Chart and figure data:
⁂

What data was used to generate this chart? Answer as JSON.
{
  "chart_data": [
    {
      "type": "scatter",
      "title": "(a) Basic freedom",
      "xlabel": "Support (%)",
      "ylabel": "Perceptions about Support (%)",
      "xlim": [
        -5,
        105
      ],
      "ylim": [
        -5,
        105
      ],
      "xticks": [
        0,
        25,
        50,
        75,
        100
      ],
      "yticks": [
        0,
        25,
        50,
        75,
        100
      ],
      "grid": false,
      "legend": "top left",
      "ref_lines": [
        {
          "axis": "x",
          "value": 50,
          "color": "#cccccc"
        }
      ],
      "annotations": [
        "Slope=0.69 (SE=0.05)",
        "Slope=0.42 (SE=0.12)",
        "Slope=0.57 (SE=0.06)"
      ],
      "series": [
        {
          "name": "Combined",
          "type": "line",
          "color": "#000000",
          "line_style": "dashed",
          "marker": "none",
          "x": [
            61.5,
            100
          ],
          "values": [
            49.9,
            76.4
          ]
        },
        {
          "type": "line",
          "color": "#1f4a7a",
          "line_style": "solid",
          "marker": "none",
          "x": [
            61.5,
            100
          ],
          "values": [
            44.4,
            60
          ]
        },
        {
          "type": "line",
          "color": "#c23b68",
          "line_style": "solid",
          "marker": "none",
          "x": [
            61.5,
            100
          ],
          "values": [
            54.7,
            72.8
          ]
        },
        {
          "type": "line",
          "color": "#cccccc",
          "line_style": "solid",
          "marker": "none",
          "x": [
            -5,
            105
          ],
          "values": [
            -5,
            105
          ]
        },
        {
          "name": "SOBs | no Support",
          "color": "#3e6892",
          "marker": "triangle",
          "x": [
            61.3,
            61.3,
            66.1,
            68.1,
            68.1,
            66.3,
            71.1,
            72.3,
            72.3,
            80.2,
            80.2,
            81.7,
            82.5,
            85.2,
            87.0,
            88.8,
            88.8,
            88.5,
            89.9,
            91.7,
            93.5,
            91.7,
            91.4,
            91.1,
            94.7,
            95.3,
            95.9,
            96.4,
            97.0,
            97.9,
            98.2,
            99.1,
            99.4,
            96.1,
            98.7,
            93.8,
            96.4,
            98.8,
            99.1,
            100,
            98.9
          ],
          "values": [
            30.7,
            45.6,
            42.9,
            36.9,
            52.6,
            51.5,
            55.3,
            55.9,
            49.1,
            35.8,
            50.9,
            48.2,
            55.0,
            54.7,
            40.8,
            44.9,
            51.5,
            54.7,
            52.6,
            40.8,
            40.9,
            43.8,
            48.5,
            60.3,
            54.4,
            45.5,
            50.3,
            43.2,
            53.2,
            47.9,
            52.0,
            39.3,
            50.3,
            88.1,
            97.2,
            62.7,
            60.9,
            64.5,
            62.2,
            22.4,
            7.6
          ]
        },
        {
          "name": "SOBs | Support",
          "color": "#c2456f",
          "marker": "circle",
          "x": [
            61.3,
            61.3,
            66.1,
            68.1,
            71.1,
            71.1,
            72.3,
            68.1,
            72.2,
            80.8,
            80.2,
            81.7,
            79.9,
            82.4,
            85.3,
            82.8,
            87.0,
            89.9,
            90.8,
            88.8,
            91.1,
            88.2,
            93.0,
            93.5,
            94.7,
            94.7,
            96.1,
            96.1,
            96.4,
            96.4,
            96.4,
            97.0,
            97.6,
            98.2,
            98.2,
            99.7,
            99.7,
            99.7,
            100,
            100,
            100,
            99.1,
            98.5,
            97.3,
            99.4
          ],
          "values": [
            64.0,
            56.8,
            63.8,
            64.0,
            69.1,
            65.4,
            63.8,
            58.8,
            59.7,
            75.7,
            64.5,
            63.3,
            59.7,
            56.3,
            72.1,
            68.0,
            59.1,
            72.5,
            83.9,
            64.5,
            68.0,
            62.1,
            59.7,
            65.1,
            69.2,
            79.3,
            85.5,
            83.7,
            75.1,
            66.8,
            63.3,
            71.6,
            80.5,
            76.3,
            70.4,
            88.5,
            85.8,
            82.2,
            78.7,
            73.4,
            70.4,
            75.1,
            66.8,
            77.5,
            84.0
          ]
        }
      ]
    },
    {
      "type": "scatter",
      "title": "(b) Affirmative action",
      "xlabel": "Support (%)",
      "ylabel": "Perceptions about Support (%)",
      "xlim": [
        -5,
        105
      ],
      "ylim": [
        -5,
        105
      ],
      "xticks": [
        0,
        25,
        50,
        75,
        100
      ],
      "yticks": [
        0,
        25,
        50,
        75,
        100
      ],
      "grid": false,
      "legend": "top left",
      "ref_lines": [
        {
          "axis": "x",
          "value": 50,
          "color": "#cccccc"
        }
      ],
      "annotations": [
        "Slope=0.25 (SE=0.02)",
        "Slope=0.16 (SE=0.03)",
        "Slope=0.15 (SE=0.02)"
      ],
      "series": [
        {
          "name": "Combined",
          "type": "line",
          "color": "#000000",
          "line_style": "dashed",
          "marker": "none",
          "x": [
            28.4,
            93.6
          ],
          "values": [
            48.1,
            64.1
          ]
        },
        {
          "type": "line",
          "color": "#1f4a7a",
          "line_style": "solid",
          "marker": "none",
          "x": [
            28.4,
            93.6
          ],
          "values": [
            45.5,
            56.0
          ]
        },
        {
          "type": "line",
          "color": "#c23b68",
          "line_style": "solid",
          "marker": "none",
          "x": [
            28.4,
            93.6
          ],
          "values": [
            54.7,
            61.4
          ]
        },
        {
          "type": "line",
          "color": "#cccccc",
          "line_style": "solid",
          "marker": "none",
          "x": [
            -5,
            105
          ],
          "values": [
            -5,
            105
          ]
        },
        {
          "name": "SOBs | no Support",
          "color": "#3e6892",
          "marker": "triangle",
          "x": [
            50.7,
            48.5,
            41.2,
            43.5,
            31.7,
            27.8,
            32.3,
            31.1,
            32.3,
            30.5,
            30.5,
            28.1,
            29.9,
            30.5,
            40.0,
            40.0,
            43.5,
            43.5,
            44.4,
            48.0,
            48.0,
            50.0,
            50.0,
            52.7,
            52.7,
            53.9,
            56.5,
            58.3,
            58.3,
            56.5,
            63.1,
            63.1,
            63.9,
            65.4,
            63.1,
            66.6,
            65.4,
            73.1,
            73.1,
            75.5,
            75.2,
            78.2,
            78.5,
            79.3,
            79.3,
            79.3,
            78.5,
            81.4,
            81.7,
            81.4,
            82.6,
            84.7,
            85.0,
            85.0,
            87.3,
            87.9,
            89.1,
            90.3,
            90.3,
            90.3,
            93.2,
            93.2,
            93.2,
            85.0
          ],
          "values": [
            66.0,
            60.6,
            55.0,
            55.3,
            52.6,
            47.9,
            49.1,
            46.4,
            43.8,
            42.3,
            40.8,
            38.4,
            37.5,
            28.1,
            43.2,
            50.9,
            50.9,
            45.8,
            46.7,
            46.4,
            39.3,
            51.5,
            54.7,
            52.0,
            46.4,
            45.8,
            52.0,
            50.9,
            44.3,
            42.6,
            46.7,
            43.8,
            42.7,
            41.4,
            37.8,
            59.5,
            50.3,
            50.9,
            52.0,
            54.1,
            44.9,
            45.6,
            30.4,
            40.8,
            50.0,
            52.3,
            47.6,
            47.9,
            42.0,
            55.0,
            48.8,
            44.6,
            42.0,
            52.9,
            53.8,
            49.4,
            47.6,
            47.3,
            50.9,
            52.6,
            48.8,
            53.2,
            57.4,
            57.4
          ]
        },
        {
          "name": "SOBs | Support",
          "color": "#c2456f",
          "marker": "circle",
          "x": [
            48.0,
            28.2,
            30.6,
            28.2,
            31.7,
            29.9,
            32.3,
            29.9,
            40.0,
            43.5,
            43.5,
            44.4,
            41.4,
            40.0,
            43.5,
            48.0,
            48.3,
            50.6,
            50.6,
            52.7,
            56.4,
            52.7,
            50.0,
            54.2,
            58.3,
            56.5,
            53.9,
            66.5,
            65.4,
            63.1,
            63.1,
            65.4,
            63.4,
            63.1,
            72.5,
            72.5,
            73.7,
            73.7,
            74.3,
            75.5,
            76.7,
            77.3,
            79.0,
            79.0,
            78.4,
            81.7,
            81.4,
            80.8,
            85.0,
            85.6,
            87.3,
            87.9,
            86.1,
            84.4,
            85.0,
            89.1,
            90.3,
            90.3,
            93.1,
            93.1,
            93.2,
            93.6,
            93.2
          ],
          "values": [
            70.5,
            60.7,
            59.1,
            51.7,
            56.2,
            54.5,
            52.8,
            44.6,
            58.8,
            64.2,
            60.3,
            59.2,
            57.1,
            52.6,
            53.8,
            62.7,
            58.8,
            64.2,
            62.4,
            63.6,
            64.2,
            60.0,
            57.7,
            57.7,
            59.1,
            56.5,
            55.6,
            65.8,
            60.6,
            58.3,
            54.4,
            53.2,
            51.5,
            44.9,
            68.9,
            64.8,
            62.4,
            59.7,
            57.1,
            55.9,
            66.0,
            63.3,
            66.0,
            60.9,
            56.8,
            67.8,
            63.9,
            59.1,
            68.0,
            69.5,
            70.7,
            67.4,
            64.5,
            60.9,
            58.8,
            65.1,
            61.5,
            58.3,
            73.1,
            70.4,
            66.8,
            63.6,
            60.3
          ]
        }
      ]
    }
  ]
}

⁂

**GOAL OF THE EXERCISE:** Identify the lines in the entries above that contain "Slope", then copy them out.

**FINAL RESULT:**
        "Slope=0.69 (SE=0.05)",
        "Slope=0.42 (SE=0.12)",
        "Slope=0.57 (SE=0.06)"
        "Slope=0.25 (SE=0.02)",
        "Slope=0.16 (SE=0.03)",
        "Slope=0.15 (SE=0.02)"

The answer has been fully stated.